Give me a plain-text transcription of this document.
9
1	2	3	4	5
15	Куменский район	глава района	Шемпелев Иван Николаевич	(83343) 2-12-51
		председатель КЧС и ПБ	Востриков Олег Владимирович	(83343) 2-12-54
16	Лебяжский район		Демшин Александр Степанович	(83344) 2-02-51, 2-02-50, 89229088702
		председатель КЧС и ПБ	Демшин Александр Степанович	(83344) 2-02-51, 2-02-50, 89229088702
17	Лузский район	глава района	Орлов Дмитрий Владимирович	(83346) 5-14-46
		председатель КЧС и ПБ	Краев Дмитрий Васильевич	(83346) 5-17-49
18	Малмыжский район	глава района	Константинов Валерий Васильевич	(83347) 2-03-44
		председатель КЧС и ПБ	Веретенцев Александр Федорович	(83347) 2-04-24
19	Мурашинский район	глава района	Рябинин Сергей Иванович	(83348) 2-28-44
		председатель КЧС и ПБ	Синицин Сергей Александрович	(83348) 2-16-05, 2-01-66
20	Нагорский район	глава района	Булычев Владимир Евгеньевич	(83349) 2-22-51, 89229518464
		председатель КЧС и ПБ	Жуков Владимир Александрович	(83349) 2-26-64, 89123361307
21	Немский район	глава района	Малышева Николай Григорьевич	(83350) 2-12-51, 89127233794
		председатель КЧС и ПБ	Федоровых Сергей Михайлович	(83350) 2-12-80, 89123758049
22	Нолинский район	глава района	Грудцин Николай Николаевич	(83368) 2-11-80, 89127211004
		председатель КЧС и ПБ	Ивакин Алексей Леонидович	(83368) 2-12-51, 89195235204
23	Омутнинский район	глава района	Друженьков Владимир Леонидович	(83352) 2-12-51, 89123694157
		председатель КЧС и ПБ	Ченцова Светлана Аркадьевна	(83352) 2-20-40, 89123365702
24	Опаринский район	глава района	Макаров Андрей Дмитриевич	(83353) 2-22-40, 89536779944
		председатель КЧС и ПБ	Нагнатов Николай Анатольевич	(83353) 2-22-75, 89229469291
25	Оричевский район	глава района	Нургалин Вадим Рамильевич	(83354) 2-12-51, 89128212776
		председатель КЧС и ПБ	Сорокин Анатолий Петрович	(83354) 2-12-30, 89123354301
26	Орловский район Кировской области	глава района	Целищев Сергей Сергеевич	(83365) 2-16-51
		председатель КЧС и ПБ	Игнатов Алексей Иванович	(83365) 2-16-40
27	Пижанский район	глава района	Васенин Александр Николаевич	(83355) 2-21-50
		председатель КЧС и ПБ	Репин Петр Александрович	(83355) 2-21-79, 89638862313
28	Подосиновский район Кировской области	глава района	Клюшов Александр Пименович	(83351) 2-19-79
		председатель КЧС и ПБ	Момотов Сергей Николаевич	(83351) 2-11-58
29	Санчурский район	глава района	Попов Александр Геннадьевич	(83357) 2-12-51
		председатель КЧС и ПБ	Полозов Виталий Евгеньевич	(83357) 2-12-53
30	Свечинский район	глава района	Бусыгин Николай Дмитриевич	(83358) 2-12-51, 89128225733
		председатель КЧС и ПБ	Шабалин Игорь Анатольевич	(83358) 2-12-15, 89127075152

+ + + + +

*Prompt*: Look through the entries and find each line that has the string "Леонидович". Copy those lines.

*Solution to the exercise*:
		председатель КЧС и ПБ	Ивакин Алексей Леонидович	(83368) 2-12-51, 89195235204
23	Омутнинский район	глава района	Друженьков Владимир Леонидович	(83352) 2-12-51, 89123694157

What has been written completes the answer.